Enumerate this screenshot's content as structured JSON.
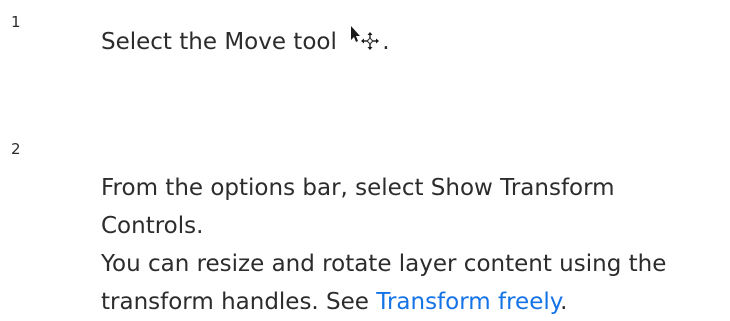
{
  "steps": [
    {
      "number": "1",
      "text": "Select the Move tool",
      "icon": "move-tool-icon",
      "after_icon": "."
    },
    {
      "number": "2",
      "line1": "From the options bar, select Show Transform",
      "line2": "Controls.",
      "line3": "You can resize and rotate layer content using the",
      "line4_prefix": "transform handles. See ",
      "link_text": "Transform freely",
      "line4_suffix": "."
    }
  ],
  "colors": {
    "text": "#2c2c2c",
    "link": "#1473e6"
  }
}
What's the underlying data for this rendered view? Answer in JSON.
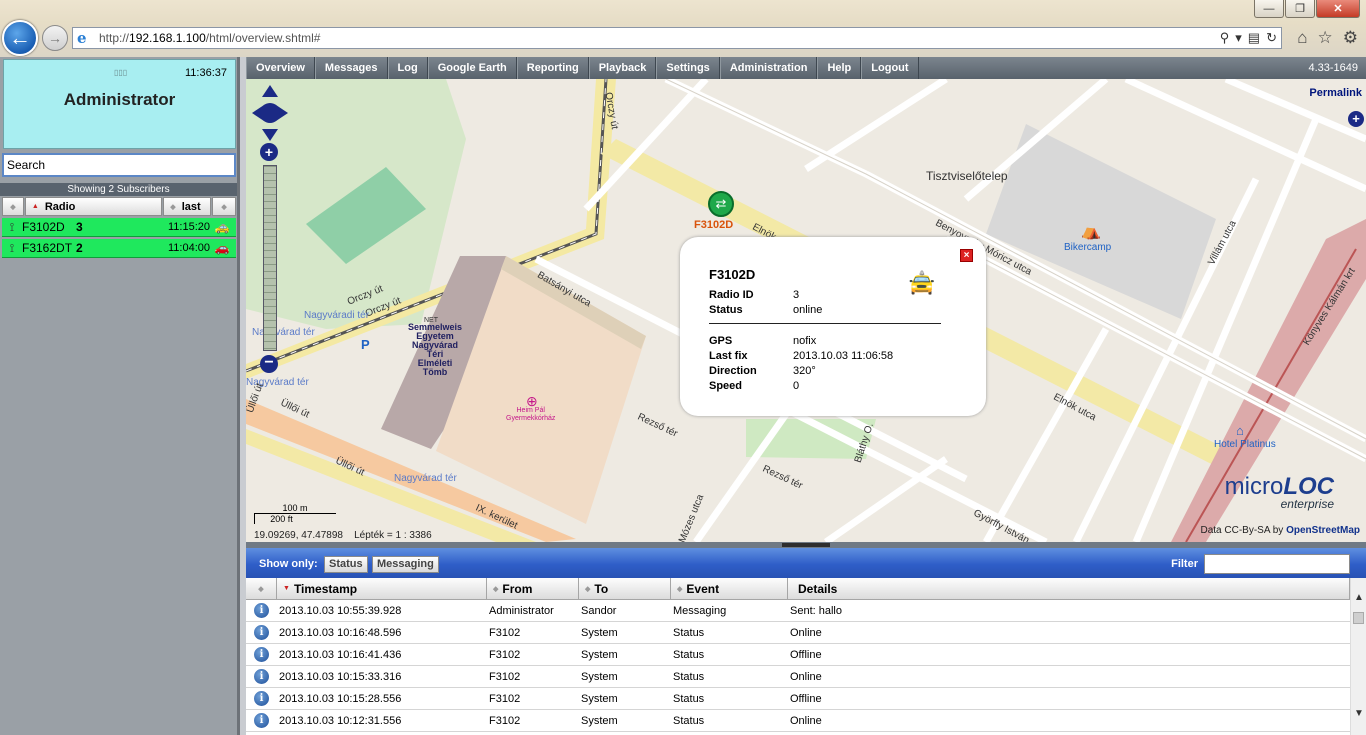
{
  "browser": {
    "url_prefix": "http://",
    "url_host": "192.168.1.100",
    "url_path": "/html/overview.shtml#",
    "window_min": "—",
    "window_max": "❐",
    "window_close": "✕"
  },
  "left": {
    "signal": "▯▯▯",
    "clock": "11:36:37",
    "user": "Administrator",
    "search_placeholder": "Search",
    "showing": "Showing 2 Subscribers",
    "col_radio": "Radio",
    "col_last": "last",
    "subscribers": [
      {
        "name": "F3102D",
        "num": "3",
        "time": "11:15:20",
        "icon": "taxi-icon"
      },
      {
        "name": "F3162DT",
        "num": "2",
        "time": "11:04:00",
        "icon": "car-icon"
      }
    ]
  },
  "nav": {
    "items": [
      "Overview",
      "Messages",
      "Log",
      "Google Earth",
      "Reporting",
      "Playback",
      "Settings",
      "Administration",
      "Help",
      "Logout"
    ],
    "version": "4.33-1649"
  },
  "map": {
    "permalink": "Permalink",
    "scale_m": "100 m",
    "scale_ft": "200 ft",
    "coords": "19.09269, 47.47898",
    "scale_ratio": "Lépték = 1 : 3386",
    "attribution_prefix": "Data CC-By-SA by ",
    "attribution_link": "OpenStreetMap",
    "brand_a": "micro",
    "brand_b": "LOC",
    "brand_sub": "enterprise",
    "marker_label": "F3102D",
    "labels": {
      "tisztviselotelep": "Tisztviselőtelep",
      "benyovszky": "Benyovszky Móricz utca",
      "bikercamp": "Bikercamp",
      "villam": "Villám utca",
      "konyves": "Könyves Kálmán krt",
      "batsanyi": "Batsányi utca",
      "orczy1": "Orczy út",
      "orczy2": "Orczy út",
      "orczy3": "Orczy út",
      "nagyvarad1": "Nagyváradi tér",
      "nagyvarad2": "Nagyvárad tér",
      "nagyvarad3": "Nagyvárad tér",
      "nagyvarad4": "Nagyvárad tér",
      "semmelweis": "Semmelweis\nEgyetem\nNagyvárad\nTéri\nElméleti\nTömb",
      "heim": "Heim Pál\nGyermekkórház",
      "elnok": "Elnök utca",
      "elnok2": "Elnök",
      "rezso1": "Rezső tér",
      "rezso2": "Rezső tér",
      "hotel": "Hotel Platinus",
      "gyorffy": "Györffy István",
      "ulloi1": "Üllői út",
      "ulloi2": "Üllői út",
      "ulloi3": "Üllői út",
      "ix": "IX. kerület",
      "mozes": "Mózes utca",
      "blathy": "Bláthy O.",
      "parking": "P",
      "net": "NET"
    }
  },
  "popup": {
    "title": "F3102D",
    "radio_id_k": "Radio ID",
    "radio_id_v": "3",
    "status_k": "Status",
    "status_v": "online",
    "gps_k": "GPS",
    "gps_v": "nofix",
    "lastfix_k": "Last fix",
    "lastfix_v": "2013.10.03 11:06:58",
    "direction_k": "Direction",
    "direction_v": "320°",
    "speed_k": "Speed",
    "speed_v": "0"
  },
  "events": {
    "show_only": "Show only:",
    "btn_status": "Status",
    "btn_messaging": "Messaging",
    "filter": "Filter",
    "headers": [
      "Timestamp",
      "From",
      "To",
      "Event",
      "Details"
    ],
    "rows": [
      {
        "ts": "2013.10.03 10:55:39.928",
        "from": "Administrator",
        "to": "Sandor",
        "event": "Messaging",
        "details": "Sent: hallo"
      },
      {
        "ts": "2013.10.03 10:16:48.596",
        "from": "F3102",
        "to": "System",
        "event": "Status",
        "details": "Online"
      },
      {
        "ts": "2013.10.03 10:16:41.436",
        "from": "F3102",
        "to": "System",
        "event": "Status",
        "details": "Offline"
      },
      {
        "ts": "2013.10.03 10:15:33.316",
        "from": "F3102",
        "to": "System",
        "event": "Status",
        "details": "Online"
      },
      {
        "ts": "2013.10.03 10:15:28.556",
        "from": "F3102",
        "to": "System",
        "event": "Status",
        "details": "Offline"
      },
      {
        "ts": "2013.10.03 10:12:31.556",
        "from": "F3102",
        "to": "System",
        "event": "Status",
        "details": "Online"
      }
    ]
  }
}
#####
TASK INSTRUCTIONS: Repeat the records in full, exactly as they appear, without the pictures.

WORKED ANSWER:
Enumerate this screenshot's content as structured JSON.
{
  "steps": [
    {
      "number": "1",
      "text": "Select the Move tool",
      "icon": "move-tool-icon",
      "after_icon": "."
    },
    {
      "number": "2",
      "line1": "From the options bar, select Show Transform",
      "line2": "Controls.",
      "line3": "You can resize and rotate layer content using the",
      "line4_prefix": "transform handles. See ",
      "link_text": "Transform freely",
      "line4_suffix": "."
    }
  ],
  "colors": {
    "text": "#2c2c2c",
    "link": "#1473e6"
  }
}
What's the underlying data for this rendered view? Answer in JSON.
{
  "browser": {
    "url_prefix": "http://",
    "url_host": "192.168.1.100",
    "url_path": "/html/overview.shtml#",
    "window_min": "—",
    "window_max": "❐",
    "window_close": "✕"
  },
  "left": {
    "signal": "▯▯▯",
    "clock": "11:36:37",
    "user": "Administrator",
    "search_placeholder": "Search",
    "showing": "Showing 2 Subscribers",
    "col_radio": "Radio",
    "col_last": "last",
    "subscribers": [
      {
        "name": "F3102D",
        "num": "3",
        "time": "11:15:20",
        "icon": "taxi-icon"
      },
      {
        "name": "F3162DT",
        "num": "2",
        "time": "11:04:00",
        "icon": "car-icon"
      }
    ]
  },
  "nav": {
    "items": [
      "Overview",
      "Messages",
      "Log",
      "Google Earth",
      "Reporting",
      "Playback",
      "Settings",
      "Administration",
      "Help",
      "Logout"
    ],
    "version": "4.33-1649"
  },
  "map": {
    "permalink": "Permalink",
    "scale_m": "100 m",
    "scale_ft": "200 ft",
    "coords": "19.09269, 47.47898",
    "scale_ratio": "Lépték = 1 : 3386",
    "attribution_prefix": "Data CC-By-SA by ",
    "attribution_link": "OpenStreetMap",
    "brand_a": "micro",
    "brand_b": "LOC",
    "brand_sub": "enterprise",
    "marker_label": "F3102D",
    "labels": {
      "tisztviselotelep": "Tisztviselőtelep",
      "benyovszky": "Benyovszky Móricz utca",
      "bikercamp": "Bikercamp",
      "villam": "Villám utca",
      "konyves": "Könyves Kálmán krt",
      "batsanyi": "Batsányi utca",
      "orczy1": "Orczy út",
      "orczy2": "Orczy út",
      "orczy3": "Orczy út",
      "nagyvarad1": "Nagyváradi tér",
      "nagyvarad2": "Nagyvárad tér",
      "nagyvarad3": "Nagyvárad tér",
      "nagyvarad4": "Nagyvárad tér",
      "semmelweis": "Semmelweis\nEgyetem\nNagyvárad\nTéri\nElméleti\nTömb",
      "heim": "Heim Pál\nGyermekkórház",
      "elnok": "Elnök utca",
      "elnok2": "Elnök",
      "rezso1": "Rezső tér",
      "rezso2": "Rezső tér",
      "hotel": "Hotel Platinus",
      "gyorffy": "Györffy István",
      "ulloi1": "Üllői út",
      "ulloi2": "Üllői út",
      "ulloi3": "Üllői út",
      "ix": "IX. kerület",
      "mozes": "Mózes utca",
      "blathy": "Bláthy O.",
      "parking": "P",
      "net": "NET"
    }
  },
  "popup": {
    "title": "F3102D",
    "radio_id_k": "Radio ID",
    "radio_id_v": "3",
    "status_k": "Status",
    "status_v": "online",
    "gps_k": "GPS",
    "gps_v": "nofix",
    "lastfix_k": "Last fix",
    "lastfix_v": "2013.10.03 11:06:58",
    "direction_k": "Direction",
    "direction_v": "320°",
    "speed_k": "Speed",
    "speed_v": "0"
  },
  "events": {
    "show_only": "Show only:",
    "btn_status": "Status",
    "btn_messaging": "Messaging",
    "filter": "Filter",
    "headers": [
      "Timestamp",
      "From",
      "To",
      "Event",
      "Details"
    ],
    "rows": [
      {
        "ts": "2013.10.03 10:55:39.928",
        "from": "Administrator",
        "to": "Sandor",
        "event": "Messaging",
        "details": "Sent: hallo"
      },
      {
        "ts": "2013.10.03 10:16:48.596",
        "from": "F3102",
        "to": "System",
        "event": "Status",
        "details": "Online"
      },
      {
        "ts": "2013.10.03 10:16:41.436",
        "from": "F3102",
        "to": "System",
        "event": "Status",
        "details": "Offline"
      },
      {
        "ts": "2013.10.03 10:15:33.316",
        "from": "F3102",
        "to": "System",
        "event": "Status",
        "details": "Online"
      },
      {
        "ts": "2013.10.03 10:15:28.556",
        "from": "F3102",
        "to": "System",
        "event": "Status",
        "details": "Offline"
      },
      {
        "ts": "2013.10.03 10:12:31.556",
        "from": "F3102",
        "to": "System",
        "event": "Status",
        "details": "Online"
      }
    ]
  }
}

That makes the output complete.